§ TEXTAUSZUG

........

Nicht mehr ausgeschlossen wird inzwischen auch eine Koalition zwischen der rechtsextremen „Partei Groß-Rumänien“ und Iliescus „Demokratischer Front zur Nationalen Rettung“. Die großrumänischen Scharfmacher haben bereits ihre Unterstützung für Iliescu bekanntgegeben und somit auf einen eigenen Präsidentschaftskandidaten verzichtet. Das von Präsidialkreisen kontrollierte Fernsehen leitete zudem das politische Comeback eines der wichtigsten Propagandisten der Ceausescu-Ära, des notorischen Hofdichters und Speichelleckers Adrian Paunescu, ein. Der seit dem Sturz Ceausescus verpönte Paunescu gab in den letzten zwei Jahren eine der übelsten chauvinistischen Zeitungen — Dennoch die Liebe — heraus, in der er systematisch eine politische Aufwertungskampagne zugunsten des gestürzten Diktators, der verhafteten Politgrößen des alten Regimes und der hohen Securitate-Offiziere betrieben hatte. Parallel dazu veröffentlichte er weiterhin byzantinisch gefärbte Lobhudeleien auf Iliescu.

........

§ VORLIEGENDE DATEN

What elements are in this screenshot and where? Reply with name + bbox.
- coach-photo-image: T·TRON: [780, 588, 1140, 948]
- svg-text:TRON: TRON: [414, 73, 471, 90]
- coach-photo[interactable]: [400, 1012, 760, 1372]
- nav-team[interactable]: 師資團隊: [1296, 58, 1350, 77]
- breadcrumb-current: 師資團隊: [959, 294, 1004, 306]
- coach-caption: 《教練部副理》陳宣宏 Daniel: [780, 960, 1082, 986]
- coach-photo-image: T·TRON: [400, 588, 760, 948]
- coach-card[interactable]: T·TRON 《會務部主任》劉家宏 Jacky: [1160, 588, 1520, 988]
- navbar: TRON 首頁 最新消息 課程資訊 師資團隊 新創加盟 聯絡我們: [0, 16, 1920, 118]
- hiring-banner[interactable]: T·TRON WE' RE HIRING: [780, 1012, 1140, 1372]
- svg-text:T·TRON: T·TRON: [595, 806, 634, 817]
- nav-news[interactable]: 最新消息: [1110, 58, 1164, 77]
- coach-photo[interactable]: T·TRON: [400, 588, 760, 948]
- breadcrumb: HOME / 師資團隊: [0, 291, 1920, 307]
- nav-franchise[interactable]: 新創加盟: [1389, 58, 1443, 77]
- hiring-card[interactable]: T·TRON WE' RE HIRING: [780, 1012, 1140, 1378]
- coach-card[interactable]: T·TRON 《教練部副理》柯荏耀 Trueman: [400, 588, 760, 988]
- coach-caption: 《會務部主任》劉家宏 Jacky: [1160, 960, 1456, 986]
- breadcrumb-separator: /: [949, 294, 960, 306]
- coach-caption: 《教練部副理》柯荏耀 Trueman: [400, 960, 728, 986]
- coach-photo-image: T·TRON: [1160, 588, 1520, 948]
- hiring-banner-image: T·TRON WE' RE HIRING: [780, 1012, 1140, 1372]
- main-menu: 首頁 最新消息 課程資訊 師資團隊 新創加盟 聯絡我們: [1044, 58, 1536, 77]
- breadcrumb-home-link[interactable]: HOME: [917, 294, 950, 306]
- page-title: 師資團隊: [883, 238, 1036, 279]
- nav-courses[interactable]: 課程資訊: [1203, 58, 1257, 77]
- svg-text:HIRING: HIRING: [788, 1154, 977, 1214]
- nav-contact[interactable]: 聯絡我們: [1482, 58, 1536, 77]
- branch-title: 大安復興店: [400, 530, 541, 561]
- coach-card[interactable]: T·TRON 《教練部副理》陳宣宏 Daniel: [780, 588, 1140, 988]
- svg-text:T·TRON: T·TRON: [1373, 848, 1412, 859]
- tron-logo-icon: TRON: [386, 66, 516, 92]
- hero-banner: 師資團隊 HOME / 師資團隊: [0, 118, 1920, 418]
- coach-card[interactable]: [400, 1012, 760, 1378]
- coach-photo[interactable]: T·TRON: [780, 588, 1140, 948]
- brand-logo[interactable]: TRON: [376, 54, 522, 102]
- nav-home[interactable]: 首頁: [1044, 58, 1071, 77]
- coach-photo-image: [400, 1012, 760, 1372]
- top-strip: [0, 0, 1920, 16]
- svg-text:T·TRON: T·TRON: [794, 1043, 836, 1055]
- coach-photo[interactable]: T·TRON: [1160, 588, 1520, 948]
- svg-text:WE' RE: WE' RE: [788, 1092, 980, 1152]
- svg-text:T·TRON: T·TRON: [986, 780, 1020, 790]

........

§ AUFGABEN
A) Wie heißt laut dem Textauszug die Zeitung, die Adrian Paunescu in den letzten zwei Jahren herausgab?
B) Stimmen die folgenden Aussagen mit dem Textauszug überein? Antworte jeweils mit Ja oder Nein und zitiere die entscheidenden Worte. (i) Die „Partei Groß-Rumänien“ stellt einen eigenen Präsidentschaftskandidaten auf. (ii) Das Fernsehen wird von Präsidialkreisen kontrolliert. (iii) Paunescu gab die Zeitung in den letzten fünf Jahren heraus.
C) Schreibe den Textauszug über Paunescus Comeback und die rumänische Politik im Anschluss an seinen letzten Satz weiter.

§ ANTWORTEN
A) Dennoch die Liebe

B)
(i) Nein: „und somit auf einen eigenen Präsidentschaftskandidaten verzichtet“
(ii) Ja: „Das von Präsidialkreisen kontrollierte Fernsehen“
(iii) Nein: „in den letzten zwei Jahren“

C)
Demokraten und Demagogen

Der Rektor der Bukarester Universität und Kandidat des „Demokratischen Konvents“ Emil Constantinescu ist trotz dieser unheilverkündenden Konstellationen zuversichtlich. Er möchte den Leuten während des Wahlkampfes keine leeren demagogischen Versprechungen machen. Emil Constantinescu verkörpert tatsächlich den von Nicolae Cerveni aus dem Leitungsausschuß der „Nationalliberalen Partei/Demokratischer Konvent“ beschriebenen Idealtypus des Oppositionspolitikers: „Constantinescu ist ein einfacher Mensch, er gehört zu den gewöhnlichen Leuten.“

Um auf das überschwenglich gezeichnete Porträt seines Kandidaten noch etwas Farbe aufzutragen, fügt der redegewandte Jurist Cerveni noch hinzu: „Ich will nicht sagen, daß er Charisma hat, aber er ist ein wahrer Intellektueller, der seine Hörer überzeugt, seine Argumente kompetent vortragen kann und die angeschnittenen Probleme mit Sachkenntnis behandelt.“ Constantinescu hofft während seiner Wahlkampagne auf die Unterstützung eines Teiles der orthodoxen Kirche, der Lehrerschaft und der technischen Intelligenz.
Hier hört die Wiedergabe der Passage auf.